• The exercise:
Each line containing the word "заявление" must be reported.

• Stored records:
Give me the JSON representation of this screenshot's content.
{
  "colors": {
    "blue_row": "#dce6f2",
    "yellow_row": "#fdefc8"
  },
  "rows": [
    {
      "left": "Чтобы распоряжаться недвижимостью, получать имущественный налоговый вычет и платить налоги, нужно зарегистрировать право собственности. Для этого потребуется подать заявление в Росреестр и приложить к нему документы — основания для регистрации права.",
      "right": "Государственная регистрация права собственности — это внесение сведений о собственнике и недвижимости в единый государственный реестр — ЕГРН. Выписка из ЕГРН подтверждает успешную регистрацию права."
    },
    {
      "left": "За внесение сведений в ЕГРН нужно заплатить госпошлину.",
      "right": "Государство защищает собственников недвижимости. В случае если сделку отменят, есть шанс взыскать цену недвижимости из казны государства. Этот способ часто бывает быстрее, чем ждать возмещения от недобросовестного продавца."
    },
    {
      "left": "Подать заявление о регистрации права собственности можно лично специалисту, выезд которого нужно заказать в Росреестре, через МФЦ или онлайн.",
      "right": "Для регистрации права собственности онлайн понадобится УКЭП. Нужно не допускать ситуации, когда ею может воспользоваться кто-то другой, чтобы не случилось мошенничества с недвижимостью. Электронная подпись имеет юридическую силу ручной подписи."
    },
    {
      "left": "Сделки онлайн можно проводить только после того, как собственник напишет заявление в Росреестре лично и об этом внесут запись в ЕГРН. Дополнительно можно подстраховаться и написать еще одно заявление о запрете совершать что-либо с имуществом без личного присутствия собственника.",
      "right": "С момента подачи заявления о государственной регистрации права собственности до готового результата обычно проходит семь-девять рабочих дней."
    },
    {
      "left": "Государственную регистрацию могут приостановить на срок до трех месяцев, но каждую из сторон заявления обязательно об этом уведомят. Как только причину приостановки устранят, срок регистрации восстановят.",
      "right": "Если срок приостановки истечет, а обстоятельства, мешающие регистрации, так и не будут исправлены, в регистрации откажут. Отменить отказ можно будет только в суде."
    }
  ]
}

• Answer to the task:
      "left": "Чтобы распоряжаться недвижимостью, получать имущественный налоговый вычет и платить налоги, нужно зарегистрировать право собственности. Для этого потребуется подать заявление в Росреестр и приложить к нему документы — основания для регистрации права.",
      "left": "Подать заявление о регистрации права собственности можно лично специалисту, выезд которого нужно заказать в Росреестре, через МФЦ или онлайн.",
      "left": "Сделки онлайн можно проводить только после того, как собственник напишет заявление в Росреестре лично и об этом внесут запись в ЕГРН. Дополнительно можно подстраховаться и написать еще одно заявление о запрете совершать что-либо с имуществом без личного присутствия собственника.",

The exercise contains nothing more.